Copy each line that contains the string "Chris".

#### Records for this task

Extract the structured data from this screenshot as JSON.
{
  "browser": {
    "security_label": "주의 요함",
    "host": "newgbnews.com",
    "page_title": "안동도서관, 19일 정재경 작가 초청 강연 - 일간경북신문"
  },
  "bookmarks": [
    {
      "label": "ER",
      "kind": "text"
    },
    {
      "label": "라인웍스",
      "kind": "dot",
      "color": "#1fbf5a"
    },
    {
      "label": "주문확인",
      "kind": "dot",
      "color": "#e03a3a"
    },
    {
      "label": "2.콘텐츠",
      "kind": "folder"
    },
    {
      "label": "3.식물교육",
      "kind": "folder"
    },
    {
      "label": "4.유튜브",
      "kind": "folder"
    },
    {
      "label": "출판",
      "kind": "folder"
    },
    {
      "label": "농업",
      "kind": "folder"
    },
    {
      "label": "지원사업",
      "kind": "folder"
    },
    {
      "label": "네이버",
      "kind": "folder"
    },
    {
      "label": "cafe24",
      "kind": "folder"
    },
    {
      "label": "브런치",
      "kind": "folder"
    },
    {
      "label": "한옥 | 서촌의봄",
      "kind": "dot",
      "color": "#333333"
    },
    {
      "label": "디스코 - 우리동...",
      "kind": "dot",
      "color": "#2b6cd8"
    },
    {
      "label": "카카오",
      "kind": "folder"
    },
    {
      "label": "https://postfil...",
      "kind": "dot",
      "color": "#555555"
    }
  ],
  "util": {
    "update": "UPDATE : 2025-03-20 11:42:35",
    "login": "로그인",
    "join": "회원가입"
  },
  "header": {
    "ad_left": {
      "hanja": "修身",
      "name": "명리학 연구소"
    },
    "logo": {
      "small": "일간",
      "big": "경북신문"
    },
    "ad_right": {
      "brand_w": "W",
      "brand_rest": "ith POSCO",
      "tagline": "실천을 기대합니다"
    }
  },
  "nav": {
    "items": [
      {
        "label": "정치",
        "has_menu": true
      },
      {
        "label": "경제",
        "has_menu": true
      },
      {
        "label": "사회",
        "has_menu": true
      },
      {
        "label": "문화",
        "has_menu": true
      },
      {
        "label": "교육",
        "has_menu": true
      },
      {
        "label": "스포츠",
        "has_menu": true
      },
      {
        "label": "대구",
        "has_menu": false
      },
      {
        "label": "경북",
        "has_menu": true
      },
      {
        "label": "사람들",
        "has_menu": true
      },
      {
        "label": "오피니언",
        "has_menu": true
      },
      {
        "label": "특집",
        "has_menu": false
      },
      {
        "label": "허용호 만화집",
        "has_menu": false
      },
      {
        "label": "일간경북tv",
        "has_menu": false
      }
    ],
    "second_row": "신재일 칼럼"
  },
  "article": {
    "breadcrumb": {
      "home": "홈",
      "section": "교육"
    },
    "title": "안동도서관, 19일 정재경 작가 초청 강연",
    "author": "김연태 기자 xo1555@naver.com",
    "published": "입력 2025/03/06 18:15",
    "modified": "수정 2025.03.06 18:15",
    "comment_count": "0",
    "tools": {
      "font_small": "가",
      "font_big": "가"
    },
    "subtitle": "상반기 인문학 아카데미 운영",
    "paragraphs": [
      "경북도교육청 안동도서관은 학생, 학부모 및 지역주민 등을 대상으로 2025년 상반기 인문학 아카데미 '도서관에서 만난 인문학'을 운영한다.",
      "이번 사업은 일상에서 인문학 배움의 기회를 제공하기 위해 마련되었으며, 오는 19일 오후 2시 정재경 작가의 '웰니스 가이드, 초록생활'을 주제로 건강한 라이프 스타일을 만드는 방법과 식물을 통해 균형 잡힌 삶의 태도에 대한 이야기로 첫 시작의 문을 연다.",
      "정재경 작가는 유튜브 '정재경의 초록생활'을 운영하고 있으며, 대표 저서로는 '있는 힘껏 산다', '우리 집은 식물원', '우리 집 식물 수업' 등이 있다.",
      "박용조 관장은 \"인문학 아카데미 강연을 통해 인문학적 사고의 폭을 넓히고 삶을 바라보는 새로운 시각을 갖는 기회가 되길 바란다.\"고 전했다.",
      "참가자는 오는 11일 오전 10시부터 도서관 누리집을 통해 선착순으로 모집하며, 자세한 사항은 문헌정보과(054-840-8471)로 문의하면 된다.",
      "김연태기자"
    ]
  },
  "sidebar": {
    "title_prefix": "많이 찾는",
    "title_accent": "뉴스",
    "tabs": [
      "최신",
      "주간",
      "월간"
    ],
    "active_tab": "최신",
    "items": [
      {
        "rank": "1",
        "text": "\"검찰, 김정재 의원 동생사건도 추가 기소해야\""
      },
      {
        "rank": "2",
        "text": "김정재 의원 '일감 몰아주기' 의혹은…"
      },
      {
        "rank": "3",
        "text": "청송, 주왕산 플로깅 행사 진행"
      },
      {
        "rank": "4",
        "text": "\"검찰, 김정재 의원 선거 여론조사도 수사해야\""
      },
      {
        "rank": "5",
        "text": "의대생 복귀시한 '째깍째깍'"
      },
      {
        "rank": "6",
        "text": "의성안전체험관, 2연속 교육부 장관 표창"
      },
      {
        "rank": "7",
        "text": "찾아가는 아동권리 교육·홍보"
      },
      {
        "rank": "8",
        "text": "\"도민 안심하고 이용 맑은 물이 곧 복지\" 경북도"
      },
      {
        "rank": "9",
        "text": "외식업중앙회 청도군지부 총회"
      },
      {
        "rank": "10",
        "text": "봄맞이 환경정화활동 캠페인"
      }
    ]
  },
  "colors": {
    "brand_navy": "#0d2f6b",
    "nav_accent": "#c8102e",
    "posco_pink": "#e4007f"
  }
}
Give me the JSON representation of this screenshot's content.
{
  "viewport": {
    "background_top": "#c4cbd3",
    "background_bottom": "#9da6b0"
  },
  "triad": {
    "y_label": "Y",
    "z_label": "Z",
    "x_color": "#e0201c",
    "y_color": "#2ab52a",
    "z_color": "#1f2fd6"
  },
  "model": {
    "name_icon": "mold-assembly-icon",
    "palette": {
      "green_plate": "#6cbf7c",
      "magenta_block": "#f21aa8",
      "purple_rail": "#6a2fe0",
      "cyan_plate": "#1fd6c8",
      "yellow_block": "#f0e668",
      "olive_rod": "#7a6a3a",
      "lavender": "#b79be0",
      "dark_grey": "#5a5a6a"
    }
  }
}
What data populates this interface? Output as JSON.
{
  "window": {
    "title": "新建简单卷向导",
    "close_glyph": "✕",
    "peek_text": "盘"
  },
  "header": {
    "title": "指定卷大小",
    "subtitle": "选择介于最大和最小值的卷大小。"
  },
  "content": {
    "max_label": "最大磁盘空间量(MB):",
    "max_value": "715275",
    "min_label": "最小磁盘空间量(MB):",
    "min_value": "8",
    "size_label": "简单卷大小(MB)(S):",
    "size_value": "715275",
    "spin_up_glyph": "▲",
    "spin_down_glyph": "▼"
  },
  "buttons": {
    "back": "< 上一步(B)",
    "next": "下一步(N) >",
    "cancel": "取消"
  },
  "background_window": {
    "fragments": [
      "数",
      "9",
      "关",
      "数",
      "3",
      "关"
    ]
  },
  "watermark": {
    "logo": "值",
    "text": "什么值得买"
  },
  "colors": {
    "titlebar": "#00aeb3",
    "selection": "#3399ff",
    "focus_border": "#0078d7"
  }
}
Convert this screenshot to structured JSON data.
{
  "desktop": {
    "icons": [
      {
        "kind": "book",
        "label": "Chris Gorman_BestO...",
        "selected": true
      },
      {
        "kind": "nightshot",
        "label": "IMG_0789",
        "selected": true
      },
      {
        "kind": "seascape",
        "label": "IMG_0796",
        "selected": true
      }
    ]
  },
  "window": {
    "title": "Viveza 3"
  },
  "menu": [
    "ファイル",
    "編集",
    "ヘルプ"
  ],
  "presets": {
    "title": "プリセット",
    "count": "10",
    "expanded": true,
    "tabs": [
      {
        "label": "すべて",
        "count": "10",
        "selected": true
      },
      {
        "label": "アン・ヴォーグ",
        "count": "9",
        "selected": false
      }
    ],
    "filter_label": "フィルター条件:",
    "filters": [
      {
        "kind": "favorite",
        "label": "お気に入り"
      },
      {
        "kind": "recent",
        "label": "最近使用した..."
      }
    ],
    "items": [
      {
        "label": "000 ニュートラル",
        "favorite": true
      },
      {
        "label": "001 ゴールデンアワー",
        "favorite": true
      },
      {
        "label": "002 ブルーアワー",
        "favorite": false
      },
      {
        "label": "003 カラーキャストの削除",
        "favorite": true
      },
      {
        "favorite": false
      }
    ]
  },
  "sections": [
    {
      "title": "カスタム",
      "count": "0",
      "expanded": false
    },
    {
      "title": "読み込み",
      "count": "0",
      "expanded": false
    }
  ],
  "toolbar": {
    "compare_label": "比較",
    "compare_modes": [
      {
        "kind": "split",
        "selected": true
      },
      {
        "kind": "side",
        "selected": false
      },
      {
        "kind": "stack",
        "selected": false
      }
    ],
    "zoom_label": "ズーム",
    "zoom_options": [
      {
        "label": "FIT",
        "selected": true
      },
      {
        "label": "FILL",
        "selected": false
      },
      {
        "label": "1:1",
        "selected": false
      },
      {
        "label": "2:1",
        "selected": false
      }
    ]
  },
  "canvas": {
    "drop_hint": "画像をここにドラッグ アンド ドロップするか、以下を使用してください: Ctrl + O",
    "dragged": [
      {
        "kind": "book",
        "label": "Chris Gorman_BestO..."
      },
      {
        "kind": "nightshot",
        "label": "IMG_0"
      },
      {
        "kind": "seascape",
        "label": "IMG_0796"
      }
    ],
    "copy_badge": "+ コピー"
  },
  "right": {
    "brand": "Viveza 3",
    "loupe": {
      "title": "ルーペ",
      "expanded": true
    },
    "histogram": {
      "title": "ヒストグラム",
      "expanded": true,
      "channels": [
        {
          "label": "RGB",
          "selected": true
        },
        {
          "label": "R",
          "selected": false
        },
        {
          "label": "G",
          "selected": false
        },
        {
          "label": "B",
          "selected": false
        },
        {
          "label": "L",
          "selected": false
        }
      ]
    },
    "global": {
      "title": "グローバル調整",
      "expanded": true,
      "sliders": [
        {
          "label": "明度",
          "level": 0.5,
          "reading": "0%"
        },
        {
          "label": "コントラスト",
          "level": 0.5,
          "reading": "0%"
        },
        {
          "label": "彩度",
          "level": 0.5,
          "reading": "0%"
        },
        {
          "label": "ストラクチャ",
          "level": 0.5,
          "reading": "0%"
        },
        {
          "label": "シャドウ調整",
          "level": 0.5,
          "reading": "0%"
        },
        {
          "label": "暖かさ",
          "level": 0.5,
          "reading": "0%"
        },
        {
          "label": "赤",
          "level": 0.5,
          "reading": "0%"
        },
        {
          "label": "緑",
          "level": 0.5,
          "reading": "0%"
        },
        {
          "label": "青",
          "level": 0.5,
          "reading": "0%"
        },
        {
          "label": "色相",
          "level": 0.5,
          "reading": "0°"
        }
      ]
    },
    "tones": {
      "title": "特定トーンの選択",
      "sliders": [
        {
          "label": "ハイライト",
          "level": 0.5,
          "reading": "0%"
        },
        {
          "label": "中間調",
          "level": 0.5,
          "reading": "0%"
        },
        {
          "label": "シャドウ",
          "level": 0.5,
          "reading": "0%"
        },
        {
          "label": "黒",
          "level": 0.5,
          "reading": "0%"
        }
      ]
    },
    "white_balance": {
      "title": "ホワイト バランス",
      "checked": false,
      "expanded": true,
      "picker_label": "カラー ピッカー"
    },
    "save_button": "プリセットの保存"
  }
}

########

## [Result for this exercise]
        "label": "Chris Gorman_BestO...",
        "label": "Chris Gorman_BestO..."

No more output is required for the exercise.